### GIVEN REQUEST
Each line of the material below that holds the word "platbu" needs to be copied.

### AVAILABLE RECORDS
---*---
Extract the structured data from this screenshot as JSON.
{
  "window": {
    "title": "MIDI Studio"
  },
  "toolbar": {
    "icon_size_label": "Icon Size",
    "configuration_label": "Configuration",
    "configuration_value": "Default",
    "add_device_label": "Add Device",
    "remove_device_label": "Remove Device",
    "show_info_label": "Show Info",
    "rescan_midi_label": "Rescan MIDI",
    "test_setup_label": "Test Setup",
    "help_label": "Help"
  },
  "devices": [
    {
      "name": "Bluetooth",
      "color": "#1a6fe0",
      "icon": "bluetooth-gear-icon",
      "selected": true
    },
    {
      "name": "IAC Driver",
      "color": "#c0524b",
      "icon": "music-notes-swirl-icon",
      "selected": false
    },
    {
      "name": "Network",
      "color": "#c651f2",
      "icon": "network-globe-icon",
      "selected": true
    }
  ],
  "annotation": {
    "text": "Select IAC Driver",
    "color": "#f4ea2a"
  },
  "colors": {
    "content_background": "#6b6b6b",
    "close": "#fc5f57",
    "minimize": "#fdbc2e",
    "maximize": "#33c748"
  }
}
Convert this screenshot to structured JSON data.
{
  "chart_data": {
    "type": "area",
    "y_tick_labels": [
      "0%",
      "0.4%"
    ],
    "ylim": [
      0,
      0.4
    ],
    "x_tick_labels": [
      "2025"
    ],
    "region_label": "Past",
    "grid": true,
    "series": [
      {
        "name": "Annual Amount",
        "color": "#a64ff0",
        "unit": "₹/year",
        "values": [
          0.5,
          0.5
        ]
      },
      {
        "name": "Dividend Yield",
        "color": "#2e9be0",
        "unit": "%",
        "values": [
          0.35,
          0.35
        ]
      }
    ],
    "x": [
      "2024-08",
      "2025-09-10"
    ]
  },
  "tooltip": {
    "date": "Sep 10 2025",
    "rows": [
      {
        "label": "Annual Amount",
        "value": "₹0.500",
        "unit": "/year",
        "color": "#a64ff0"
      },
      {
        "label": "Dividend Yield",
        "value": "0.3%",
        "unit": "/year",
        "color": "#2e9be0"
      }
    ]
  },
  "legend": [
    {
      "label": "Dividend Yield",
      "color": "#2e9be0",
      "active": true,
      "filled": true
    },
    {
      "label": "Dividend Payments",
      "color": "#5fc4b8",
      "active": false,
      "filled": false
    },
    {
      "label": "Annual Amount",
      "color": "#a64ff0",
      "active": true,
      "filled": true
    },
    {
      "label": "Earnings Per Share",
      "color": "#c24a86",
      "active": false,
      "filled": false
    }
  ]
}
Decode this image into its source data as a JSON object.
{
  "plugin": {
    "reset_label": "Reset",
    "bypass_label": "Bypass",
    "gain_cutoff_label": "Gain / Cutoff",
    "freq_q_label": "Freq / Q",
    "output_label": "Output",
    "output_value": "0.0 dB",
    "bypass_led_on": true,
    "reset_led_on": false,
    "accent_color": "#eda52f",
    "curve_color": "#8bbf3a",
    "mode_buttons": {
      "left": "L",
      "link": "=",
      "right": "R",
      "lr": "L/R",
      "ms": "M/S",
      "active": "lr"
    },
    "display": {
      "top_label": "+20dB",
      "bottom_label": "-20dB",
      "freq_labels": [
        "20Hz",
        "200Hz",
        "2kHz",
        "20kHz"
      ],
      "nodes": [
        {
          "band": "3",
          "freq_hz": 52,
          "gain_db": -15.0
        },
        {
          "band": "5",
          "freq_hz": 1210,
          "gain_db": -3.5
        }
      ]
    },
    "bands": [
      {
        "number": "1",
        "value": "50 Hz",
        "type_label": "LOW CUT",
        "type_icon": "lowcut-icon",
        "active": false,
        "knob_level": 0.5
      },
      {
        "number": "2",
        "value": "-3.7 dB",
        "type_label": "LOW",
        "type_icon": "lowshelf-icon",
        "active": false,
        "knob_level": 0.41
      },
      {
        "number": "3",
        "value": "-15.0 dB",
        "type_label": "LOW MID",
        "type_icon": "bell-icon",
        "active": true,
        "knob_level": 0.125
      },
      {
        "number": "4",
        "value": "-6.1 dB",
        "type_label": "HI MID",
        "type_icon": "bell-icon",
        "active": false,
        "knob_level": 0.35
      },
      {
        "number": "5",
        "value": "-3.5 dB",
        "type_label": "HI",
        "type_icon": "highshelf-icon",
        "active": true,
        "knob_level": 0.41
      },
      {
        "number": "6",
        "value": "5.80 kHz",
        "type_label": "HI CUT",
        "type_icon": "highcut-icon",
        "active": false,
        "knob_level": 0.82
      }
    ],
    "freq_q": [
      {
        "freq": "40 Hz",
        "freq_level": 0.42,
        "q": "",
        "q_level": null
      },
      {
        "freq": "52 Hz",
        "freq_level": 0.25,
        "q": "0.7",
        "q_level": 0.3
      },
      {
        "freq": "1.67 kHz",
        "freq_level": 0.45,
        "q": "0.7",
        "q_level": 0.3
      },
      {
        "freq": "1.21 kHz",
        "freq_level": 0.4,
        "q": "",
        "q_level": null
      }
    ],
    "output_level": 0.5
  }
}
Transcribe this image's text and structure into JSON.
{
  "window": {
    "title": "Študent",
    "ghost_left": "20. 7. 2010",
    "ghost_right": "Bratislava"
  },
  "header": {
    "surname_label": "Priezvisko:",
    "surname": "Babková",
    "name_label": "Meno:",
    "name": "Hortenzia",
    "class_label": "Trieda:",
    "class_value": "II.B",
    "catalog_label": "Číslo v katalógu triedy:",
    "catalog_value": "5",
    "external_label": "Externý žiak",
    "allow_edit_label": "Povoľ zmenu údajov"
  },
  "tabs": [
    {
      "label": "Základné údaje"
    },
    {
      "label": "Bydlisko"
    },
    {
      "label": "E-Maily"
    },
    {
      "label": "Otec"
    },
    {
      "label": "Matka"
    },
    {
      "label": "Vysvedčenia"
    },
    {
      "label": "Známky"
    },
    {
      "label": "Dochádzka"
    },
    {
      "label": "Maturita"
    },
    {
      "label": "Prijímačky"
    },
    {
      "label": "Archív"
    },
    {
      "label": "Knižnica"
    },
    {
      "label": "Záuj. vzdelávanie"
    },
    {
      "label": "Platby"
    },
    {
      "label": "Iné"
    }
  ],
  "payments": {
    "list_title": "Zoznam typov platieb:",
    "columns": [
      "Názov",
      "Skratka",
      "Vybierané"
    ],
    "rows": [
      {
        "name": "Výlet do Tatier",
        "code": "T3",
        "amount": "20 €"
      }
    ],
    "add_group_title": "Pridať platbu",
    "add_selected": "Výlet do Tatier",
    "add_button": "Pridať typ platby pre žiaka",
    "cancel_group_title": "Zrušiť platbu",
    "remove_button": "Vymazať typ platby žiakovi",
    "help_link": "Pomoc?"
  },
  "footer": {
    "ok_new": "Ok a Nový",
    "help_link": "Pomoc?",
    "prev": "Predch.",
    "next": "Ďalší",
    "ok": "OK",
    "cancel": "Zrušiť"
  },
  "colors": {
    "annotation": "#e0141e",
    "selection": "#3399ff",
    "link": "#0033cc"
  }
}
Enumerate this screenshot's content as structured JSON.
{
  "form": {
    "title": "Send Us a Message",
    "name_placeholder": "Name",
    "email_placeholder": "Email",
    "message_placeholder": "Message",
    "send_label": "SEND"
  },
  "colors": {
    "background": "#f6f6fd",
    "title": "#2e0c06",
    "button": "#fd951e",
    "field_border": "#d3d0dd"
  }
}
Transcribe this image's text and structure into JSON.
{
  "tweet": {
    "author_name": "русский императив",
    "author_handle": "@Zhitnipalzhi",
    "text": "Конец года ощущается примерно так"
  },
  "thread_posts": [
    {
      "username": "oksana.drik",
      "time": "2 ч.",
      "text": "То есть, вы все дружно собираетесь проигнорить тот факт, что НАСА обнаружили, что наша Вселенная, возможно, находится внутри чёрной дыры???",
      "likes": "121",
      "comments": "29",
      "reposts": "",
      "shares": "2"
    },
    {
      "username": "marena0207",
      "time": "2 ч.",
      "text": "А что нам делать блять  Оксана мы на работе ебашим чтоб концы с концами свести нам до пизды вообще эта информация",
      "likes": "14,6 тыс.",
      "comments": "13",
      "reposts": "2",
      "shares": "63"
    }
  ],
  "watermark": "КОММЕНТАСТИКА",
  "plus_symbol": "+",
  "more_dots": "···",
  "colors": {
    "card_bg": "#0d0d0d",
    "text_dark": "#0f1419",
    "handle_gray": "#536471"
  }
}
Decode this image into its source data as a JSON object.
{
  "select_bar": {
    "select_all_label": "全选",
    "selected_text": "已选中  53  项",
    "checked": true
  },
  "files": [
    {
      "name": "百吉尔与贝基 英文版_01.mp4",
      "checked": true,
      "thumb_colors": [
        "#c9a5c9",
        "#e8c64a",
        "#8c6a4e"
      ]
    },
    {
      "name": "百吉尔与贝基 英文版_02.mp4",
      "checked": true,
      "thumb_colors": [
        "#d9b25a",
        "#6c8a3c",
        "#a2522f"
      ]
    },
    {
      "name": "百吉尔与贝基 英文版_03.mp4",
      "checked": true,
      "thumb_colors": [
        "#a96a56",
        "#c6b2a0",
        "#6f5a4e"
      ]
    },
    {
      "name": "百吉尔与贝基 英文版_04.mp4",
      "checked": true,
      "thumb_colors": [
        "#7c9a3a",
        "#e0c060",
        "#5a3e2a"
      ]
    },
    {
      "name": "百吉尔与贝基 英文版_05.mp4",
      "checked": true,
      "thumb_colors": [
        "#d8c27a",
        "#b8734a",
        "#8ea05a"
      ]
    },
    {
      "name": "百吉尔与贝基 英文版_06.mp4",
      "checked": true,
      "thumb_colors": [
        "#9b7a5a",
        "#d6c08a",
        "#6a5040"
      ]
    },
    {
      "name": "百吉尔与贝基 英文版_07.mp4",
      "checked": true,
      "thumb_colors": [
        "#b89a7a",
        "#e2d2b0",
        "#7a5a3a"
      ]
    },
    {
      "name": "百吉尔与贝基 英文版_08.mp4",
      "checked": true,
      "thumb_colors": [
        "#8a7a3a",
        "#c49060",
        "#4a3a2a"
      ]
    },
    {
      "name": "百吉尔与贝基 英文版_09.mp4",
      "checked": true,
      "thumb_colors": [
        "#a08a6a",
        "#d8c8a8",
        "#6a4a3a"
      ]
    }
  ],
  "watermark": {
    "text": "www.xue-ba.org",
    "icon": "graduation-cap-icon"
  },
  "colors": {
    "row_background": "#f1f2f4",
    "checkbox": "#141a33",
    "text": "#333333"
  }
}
---*---
### EXERCISE SOLUTION
    "add_group_title": "Pridať platbu",
    "cancel_group_title": "Zrušiť platbu",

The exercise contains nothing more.